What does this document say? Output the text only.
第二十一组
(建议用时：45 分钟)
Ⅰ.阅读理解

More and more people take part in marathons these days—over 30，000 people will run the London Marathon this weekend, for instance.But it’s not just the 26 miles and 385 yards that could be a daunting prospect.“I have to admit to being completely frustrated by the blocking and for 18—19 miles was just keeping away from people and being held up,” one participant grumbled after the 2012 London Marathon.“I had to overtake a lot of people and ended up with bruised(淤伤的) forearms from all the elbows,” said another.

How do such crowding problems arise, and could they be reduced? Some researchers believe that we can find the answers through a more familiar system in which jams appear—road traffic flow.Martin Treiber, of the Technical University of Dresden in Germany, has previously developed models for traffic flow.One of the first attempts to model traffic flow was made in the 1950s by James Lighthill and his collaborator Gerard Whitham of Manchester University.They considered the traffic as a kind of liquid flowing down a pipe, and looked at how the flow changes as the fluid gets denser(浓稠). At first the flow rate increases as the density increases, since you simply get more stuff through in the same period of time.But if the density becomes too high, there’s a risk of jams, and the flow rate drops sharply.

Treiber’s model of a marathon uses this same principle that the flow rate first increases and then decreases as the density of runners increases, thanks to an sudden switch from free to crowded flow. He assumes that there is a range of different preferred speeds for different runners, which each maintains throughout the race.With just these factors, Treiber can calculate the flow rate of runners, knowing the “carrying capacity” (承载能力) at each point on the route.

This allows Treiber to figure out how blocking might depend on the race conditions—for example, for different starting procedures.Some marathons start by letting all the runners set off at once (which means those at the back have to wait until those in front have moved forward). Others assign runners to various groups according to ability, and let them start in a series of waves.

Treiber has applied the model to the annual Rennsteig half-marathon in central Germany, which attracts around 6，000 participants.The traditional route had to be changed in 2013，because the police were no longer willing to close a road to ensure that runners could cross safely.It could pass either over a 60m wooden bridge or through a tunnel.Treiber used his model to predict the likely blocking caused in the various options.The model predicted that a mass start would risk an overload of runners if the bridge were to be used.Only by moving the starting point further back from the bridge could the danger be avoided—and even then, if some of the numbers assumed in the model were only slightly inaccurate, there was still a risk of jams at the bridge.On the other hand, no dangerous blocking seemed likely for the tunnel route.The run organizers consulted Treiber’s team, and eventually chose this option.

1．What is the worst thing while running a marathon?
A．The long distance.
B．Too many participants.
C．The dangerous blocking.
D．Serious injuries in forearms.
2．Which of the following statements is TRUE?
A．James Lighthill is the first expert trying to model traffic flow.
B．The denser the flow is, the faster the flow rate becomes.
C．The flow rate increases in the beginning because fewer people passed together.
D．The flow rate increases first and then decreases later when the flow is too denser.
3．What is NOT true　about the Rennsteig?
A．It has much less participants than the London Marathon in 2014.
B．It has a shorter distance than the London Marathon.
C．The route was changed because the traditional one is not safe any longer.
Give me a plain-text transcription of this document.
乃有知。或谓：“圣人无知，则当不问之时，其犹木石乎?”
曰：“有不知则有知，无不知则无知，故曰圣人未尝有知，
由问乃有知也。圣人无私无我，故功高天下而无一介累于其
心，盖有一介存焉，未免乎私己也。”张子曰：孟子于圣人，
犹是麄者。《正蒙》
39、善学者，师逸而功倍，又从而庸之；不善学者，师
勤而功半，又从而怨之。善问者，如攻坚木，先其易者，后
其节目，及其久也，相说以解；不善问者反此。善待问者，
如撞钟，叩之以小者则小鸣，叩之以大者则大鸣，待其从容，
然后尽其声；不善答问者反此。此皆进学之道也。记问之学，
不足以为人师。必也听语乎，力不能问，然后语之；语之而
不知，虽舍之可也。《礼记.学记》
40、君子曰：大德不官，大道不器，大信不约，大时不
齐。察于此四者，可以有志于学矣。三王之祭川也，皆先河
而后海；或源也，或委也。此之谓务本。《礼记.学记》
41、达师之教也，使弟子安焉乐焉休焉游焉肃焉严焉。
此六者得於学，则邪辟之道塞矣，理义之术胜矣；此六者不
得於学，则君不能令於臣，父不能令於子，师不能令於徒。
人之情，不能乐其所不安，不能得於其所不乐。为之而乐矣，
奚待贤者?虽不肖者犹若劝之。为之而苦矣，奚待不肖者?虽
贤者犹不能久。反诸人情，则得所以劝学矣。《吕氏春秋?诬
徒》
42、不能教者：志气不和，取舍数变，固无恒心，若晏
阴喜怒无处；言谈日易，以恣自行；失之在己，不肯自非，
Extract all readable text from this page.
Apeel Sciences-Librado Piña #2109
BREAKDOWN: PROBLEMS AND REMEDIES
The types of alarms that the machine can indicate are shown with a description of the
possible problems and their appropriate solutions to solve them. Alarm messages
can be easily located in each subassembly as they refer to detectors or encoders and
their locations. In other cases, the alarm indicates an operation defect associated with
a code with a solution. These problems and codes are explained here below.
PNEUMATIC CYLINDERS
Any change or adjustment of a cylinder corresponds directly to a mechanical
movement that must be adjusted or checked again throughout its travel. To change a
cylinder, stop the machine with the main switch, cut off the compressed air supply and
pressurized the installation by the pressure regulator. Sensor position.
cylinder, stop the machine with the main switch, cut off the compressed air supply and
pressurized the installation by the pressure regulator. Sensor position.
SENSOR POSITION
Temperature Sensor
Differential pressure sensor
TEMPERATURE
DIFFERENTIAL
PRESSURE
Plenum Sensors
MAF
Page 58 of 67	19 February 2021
::::::::::
Look through the lines above and collect those with the word "denser".

**RESULT FOR THIS TASK**
How do such crowding problems arise, and could they be reduced? Some researchers believe that we can find the answers through a more familiar system in which jams appear—road traffic flow.Martin Treiber, of the Technical University of Dresden in Germany, has previously developed models for traffic flow.One of the first attempts to model traffic flow was made in the 1950s by James Lighthill and his collaborator Gerard Whitham of Manchester University.They considered the traffic as a kind of liquid flowing down a pipe, and looked at how the flow changes as the fluid gets denser(浓稠). At first the flow rate increases as the density increases, since you simply get more stuff through in the same period of time.But if the density becomes too high, there’s a risk of jams, and the flow rate drops sharply.
B．The denser the flow is, the faster the flow rate becomes.
D．The flow rate increases first and then decreases later when the flow is too denser.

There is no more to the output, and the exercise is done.